[Data excerpts]
· · · · · · ·
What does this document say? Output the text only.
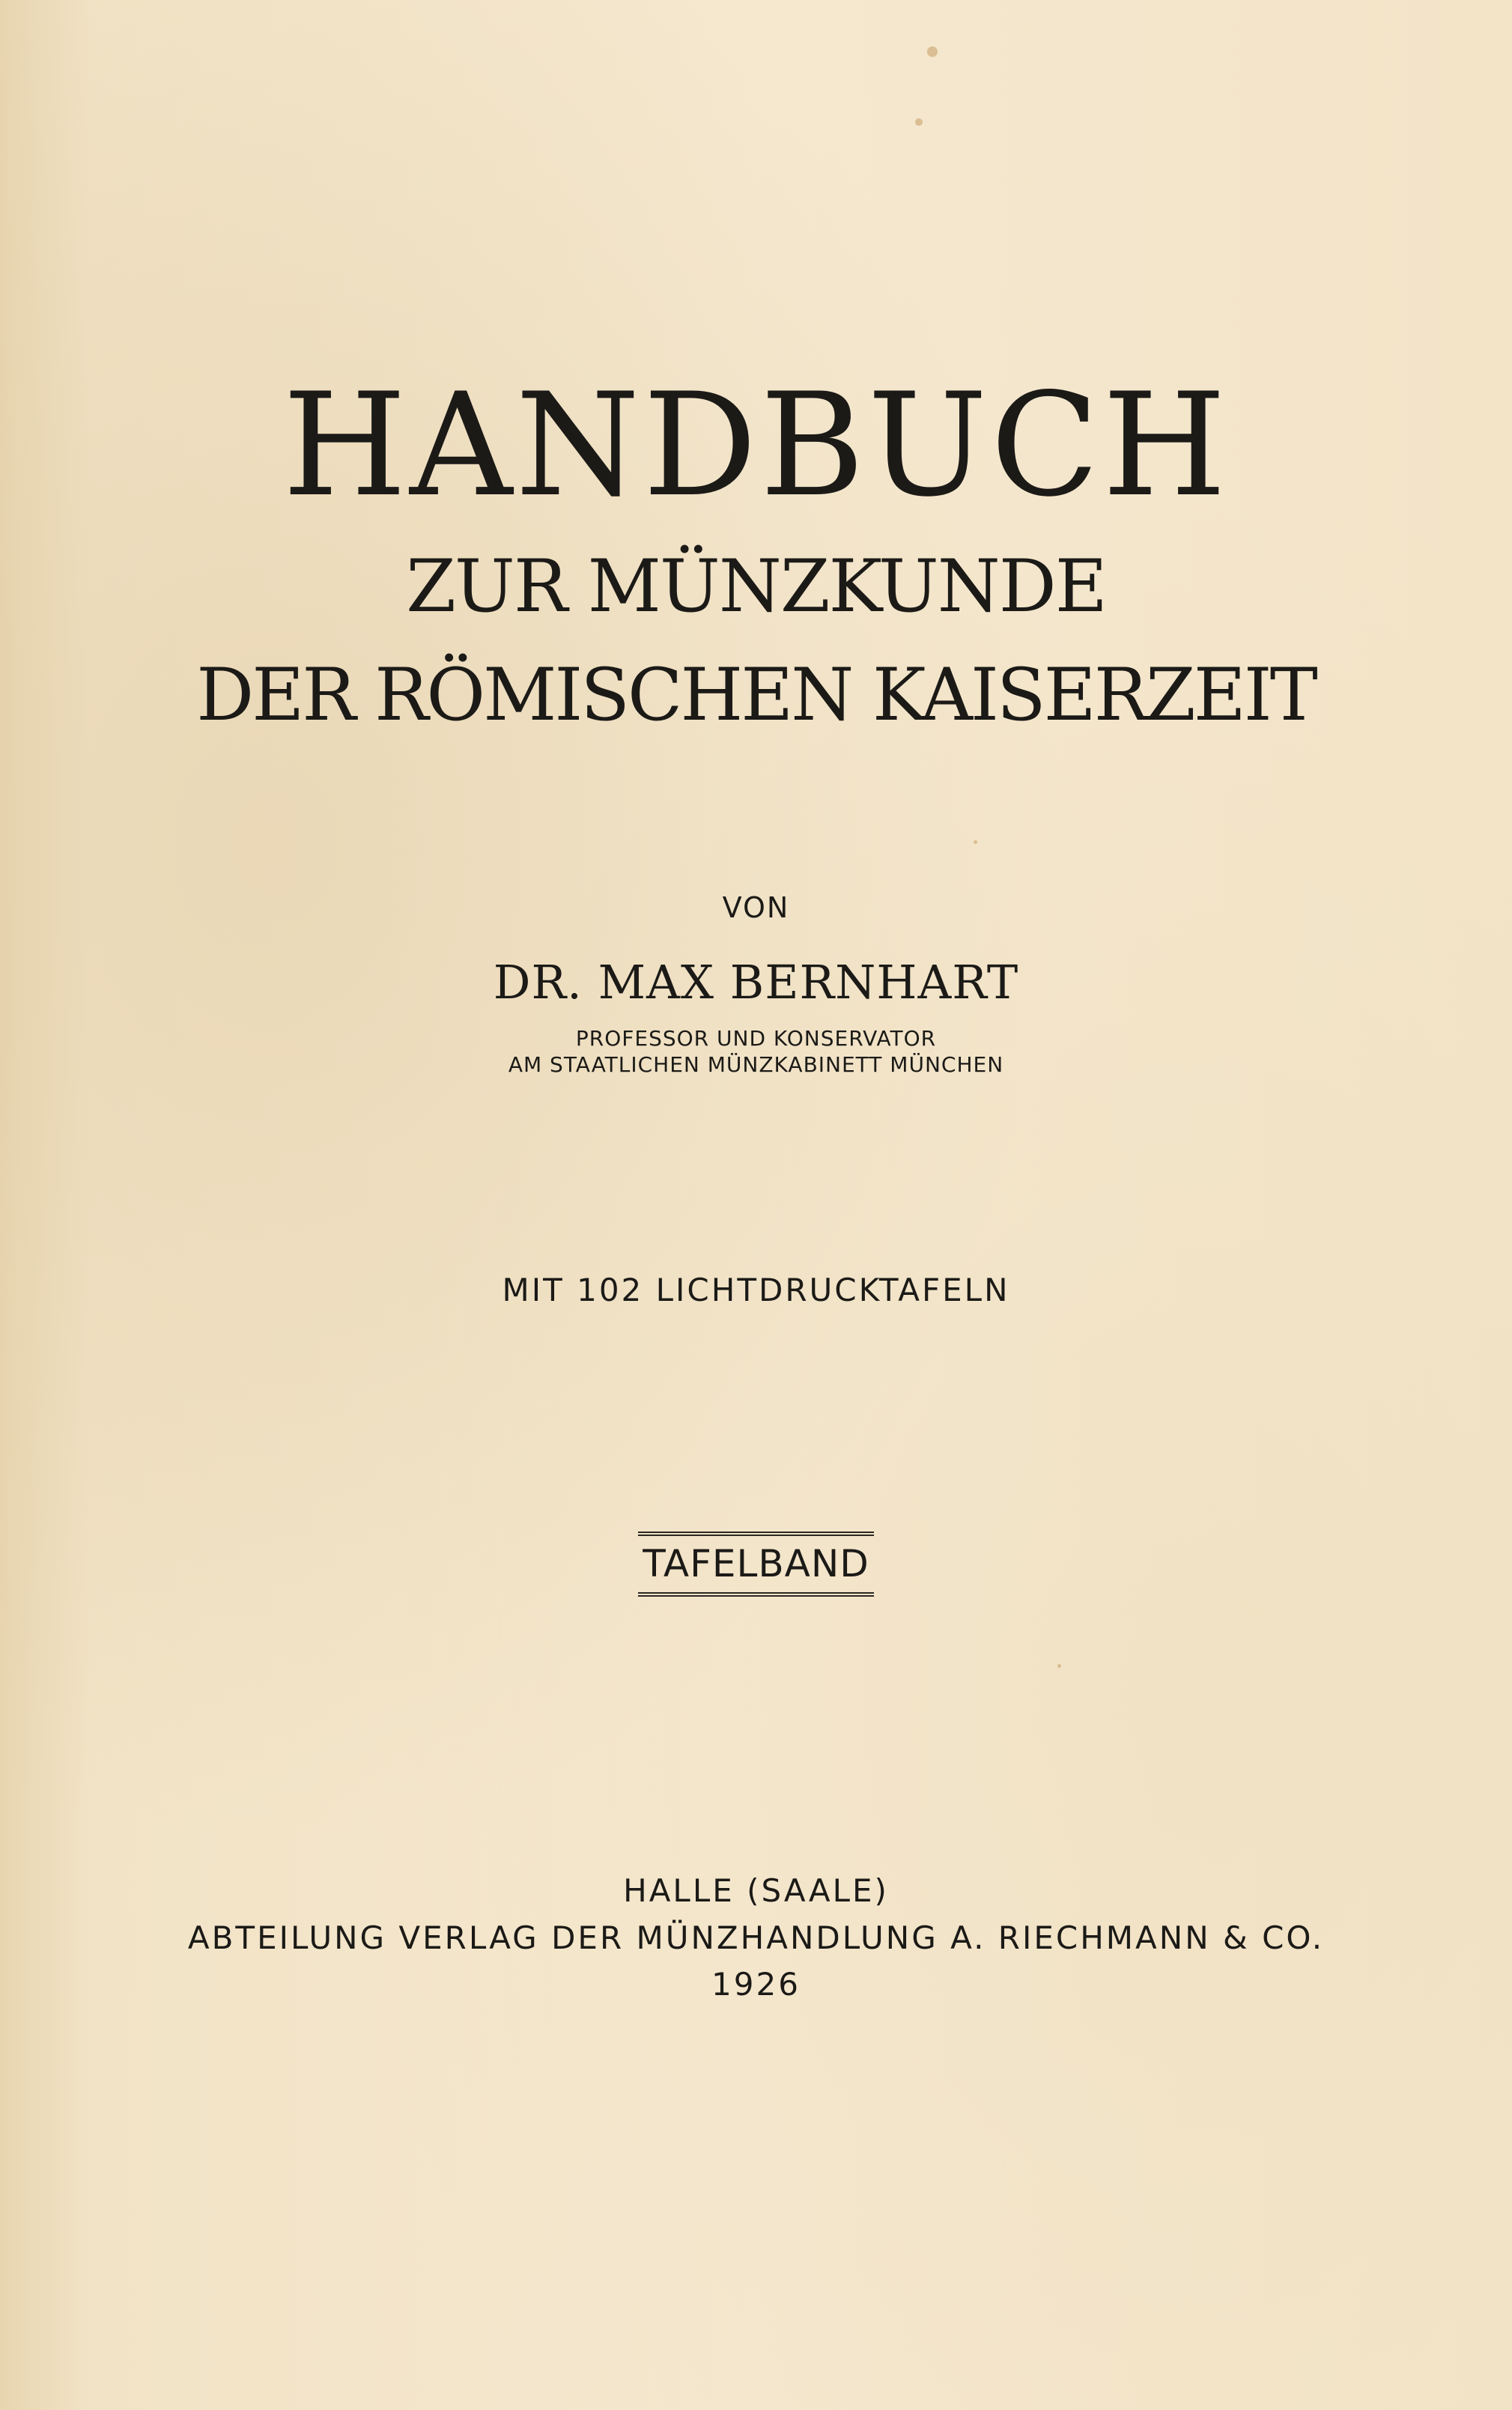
HANDBUCH
ZUR MÜNZKUNDE
DER RÖMISCHEN KAISERZEIT
VON
DR. MAX BERNHART
PROFESSOR UND KONSERVATOR
AM STAATLICHEN MÜNZKABINETT MÜNCHEN
MIT 102 LICHTDRUCKTAFELN
TAFELBAND
HALLE (SAALE)
ABTEILUNG VERLAG DER MÜNZHANDLUNG A. RIECHMANN & CO.
1926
· · · · · · ·
Exercise description: Make an exact reproduction of the listing above, without any pictures.

Task answer:
What does this document say? Output the text only.
HANDBUCH
ZUR MÜNZKUNDE
DER RÖMISCHEN KAISERZEIT
VON
DR. MAX BERNHART
PROFESSOR UND KONSERVATOR
AM STAATLICHEN MÜNZKABINETT MÜNCHEN
MIT 102 LICHTDRUCKTAFELN
TAFELBAND
HALLE (SAALE)
ABTEILUNG VERLAG DER MÜNZHANDLUNG A. RIECHMANN & CO.
1926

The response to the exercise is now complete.